> [PROMPT]: Check each line of the entries below for the string "JSON"; copy every line where it appears.

> [EXTRACTED RECORDS]:
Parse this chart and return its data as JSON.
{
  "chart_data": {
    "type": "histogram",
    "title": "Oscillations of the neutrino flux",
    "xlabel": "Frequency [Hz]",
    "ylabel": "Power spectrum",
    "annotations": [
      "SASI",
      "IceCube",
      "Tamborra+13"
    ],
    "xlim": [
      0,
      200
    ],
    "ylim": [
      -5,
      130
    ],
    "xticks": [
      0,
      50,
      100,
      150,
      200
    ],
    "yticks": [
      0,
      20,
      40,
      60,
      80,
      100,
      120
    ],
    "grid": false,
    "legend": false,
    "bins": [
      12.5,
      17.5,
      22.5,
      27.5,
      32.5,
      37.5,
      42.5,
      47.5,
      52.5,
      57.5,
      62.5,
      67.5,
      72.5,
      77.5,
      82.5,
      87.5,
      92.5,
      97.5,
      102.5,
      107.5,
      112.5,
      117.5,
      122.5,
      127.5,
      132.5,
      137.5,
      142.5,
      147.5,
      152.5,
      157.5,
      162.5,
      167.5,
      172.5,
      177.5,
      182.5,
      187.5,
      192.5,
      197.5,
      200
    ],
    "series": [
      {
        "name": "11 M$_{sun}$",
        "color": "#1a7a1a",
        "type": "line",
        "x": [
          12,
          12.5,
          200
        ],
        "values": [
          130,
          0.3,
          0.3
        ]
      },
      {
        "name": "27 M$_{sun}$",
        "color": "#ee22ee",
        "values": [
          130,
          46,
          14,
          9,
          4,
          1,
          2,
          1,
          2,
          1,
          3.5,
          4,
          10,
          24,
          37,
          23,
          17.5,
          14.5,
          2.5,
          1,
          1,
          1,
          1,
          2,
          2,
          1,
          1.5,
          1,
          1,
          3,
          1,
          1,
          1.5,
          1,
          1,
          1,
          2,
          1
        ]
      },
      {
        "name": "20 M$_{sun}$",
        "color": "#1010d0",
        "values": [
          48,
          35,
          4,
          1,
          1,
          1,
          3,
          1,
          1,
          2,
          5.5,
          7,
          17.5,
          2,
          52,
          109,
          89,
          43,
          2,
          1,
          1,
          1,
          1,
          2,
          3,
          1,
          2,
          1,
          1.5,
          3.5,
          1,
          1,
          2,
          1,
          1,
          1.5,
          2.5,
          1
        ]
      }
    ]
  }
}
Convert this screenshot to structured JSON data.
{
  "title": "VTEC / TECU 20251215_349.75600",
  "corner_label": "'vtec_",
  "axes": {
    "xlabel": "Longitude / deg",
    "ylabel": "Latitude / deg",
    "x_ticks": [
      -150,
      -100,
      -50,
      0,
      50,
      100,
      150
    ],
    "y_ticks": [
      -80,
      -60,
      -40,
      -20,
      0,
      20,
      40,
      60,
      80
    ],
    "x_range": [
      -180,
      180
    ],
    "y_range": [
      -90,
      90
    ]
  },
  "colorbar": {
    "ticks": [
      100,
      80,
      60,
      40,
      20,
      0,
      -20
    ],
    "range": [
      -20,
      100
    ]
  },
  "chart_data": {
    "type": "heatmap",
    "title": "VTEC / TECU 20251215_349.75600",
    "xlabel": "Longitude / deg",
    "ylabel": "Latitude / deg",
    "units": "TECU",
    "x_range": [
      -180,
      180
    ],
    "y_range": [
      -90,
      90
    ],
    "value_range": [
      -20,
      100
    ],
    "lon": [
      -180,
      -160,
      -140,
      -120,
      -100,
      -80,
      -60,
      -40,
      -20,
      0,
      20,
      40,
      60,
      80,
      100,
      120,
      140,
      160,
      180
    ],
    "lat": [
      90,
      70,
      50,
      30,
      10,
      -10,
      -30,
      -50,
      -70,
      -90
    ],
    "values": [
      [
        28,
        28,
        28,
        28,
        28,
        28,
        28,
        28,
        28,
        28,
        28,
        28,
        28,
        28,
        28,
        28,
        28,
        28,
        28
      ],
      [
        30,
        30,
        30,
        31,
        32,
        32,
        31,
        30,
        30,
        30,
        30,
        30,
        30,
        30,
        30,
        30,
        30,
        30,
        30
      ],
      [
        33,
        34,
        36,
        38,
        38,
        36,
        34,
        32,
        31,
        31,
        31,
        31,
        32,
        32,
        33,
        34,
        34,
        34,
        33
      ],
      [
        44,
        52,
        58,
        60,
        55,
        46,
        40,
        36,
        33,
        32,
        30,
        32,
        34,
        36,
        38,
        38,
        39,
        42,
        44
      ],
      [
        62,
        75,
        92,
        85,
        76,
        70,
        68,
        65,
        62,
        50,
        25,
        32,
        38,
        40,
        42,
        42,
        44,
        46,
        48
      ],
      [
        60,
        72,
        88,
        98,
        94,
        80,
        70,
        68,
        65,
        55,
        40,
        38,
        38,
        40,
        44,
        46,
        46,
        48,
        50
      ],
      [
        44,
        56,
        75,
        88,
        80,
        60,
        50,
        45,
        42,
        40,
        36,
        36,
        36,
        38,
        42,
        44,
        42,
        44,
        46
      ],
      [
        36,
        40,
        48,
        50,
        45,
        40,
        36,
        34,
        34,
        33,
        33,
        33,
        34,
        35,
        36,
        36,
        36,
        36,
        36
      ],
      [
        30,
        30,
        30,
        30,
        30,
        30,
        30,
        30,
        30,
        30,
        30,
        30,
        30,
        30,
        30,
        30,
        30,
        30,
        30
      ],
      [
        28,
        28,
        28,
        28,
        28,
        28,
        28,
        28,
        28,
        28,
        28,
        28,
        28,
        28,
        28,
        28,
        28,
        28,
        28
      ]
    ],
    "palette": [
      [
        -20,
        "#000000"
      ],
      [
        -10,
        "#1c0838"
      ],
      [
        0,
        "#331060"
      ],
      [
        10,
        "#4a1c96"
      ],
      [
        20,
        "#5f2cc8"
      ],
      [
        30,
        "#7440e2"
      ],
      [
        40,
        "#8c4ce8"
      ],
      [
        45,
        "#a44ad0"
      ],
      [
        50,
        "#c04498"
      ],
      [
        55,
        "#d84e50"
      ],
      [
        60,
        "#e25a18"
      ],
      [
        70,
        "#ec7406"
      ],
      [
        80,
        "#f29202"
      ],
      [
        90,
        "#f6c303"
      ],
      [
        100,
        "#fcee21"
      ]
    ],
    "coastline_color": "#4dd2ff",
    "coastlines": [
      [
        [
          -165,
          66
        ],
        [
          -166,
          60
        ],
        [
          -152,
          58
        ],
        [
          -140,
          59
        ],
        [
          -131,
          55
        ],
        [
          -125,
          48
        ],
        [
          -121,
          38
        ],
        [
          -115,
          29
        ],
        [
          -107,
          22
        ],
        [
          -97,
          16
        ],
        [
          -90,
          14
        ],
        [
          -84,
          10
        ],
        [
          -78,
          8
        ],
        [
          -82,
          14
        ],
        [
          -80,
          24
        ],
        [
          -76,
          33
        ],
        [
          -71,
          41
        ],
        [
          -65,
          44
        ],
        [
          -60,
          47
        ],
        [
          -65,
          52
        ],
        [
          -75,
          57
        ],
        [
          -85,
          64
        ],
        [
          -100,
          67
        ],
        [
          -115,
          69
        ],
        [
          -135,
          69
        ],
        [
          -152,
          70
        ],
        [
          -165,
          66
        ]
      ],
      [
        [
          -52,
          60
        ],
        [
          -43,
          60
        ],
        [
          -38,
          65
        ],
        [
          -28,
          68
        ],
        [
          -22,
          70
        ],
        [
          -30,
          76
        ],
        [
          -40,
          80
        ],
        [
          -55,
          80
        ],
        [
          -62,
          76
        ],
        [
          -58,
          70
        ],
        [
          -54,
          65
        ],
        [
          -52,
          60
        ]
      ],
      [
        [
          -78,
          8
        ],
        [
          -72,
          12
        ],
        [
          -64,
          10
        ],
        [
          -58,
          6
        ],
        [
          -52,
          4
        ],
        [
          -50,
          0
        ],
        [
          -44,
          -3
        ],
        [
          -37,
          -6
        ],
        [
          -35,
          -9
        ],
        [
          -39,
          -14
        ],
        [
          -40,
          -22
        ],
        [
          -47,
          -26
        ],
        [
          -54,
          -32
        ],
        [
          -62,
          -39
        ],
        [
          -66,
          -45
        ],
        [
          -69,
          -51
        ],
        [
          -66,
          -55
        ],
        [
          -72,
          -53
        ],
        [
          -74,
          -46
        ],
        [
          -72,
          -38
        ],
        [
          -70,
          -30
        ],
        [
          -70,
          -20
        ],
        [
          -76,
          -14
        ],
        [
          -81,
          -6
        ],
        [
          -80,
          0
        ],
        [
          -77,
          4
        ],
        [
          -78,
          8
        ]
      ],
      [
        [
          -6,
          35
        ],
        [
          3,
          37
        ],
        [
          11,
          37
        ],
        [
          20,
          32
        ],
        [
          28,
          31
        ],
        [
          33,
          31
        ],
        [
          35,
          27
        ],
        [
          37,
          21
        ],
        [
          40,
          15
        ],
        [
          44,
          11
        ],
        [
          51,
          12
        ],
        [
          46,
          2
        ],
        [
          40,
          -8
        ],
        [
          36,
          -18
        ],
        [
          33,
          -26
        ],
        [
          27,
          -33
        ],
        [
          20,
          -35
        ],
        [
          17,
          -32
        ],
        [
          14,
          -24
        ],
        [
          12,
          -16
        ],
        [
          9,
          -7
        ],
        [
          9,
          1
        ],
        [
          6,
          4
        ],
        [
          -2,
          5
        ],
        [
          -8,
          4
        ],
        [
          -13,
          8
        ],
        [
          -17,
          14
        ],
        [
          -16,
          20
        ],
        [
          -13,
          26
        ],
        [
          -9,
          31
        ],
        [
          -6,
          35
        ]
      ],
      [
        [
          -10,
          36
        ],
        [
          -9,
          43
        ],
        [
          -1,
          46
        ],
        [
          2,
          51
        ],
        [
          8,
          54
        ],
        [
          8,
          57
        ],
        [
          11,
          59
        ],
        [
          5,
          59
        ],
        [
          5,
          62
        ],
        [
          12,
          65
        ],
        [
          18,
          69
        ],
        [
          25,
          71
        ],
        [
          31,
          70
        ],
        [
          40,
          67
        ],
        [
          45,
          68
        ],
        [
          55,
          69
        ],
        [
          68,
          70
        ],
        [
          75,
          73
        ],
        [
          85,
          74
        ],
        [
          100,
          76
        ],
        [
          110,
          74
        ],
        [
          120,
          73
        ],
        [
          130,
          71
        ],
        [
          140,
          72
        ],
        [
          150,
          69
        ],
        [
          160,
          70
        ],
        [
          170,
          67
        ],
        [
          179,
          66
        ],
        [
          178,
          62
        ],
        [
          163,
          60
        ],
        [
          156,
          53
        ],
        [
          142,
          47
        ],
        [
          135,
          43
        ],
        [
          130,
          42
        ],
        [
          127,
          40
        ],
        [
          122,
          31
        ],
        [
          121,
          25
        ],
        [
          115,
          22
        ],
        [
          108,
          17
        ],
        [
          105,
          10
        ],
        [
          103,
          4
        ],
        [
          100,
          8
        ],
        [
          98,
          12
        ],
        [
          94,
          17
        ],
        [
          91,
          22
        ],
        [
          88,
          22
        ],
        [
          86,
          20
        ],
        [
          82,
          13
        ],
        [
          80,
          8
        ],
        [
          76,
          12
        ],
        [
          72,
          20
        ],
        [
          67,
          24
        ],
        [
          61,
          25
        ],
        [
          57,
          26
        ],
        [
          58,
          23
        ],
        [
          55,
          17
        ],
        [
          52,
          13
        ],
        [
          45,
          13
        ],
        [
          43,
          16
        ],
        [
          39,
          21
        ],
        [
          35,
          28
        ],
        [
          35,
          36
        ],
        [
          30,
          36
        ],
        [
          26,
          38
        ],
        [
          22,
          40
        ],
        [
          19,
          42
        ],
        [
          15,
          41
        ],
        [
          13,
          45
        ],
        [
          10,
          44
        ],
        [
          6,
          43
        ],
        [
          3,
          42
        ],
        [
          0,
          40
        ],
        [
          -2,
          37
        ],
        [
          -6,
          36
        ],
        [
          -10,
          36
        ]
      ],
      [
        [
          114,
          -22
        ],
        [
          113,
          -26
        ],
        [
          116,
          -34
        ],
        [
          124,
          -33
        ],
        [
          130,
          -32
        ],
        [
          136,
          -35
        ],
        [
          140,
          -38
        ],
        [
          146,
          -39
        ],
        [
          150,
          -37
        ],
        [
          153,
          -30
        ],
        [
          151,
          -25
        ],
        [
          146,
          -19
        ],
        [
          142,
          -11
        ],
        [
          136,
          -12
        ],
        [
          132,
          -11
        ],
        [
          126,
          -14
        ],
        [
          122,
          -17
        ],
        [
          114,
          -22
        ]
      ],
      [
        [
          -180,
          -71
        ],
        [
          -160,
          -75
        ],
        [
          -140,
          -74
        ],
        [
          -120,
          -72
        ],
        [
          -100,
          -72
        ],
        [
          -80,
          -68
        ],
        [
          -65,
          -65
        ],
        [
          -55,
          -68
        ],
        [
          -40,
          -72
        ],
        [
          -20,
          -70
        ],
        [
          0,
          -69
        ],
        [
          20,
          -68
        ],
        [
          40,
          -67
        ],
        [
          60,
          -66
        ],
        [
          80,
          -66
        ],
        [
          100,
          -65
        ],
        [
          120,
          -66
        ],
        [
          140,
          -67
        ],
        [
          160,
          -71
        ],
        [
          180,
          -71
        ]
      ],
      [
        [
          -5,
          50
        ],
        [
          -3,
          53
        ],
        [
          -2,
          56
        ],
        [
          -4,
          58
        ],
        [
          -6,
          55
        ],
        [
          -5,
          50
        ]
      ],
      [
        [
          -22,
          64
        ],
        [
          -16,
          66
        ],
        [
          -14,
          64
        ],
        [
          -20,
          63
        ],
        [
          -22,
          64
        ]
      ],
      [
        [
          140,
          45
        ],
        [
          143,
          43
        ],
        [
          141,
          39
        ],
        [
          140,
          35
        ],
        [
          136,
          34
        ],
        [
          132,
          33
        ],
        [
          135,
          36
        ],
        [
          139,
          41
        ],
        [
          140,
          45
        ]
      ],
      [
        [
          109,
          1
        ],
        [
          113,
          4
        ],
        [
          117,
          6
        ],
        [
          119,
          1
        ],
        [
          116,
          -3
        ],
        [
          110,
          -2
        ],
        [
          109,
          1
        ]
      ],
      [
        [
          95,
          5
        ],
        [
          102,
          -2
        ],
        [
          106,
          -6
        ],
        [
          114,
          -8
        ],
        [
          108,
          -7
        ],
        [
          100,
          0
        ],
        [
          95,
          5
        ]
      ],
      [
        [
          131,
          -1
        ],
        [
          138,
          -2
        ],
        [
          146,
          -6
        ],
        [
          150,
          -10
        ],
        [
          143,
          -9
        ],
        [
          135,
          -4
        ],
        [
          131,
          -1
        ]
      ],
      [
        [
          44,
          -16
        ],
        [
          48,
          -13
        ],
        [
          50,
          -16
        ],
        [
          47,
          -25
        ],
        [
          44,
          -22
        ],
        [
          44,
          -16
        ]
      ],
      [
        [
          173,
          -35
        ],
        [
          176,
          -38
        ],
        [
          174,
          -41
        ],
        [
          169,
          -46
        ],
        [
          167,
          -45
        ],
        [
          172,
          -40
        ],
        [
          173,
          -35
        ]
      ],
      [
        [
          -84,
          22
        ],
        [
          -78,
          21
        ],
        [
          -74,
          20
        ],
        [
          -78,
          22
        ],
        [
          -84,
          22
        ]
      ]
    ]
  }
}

> [SOLUTION FOR THIS TASK]:
Parse this chart and return its data as JSON.
Convert this screenshot to structured JSON data.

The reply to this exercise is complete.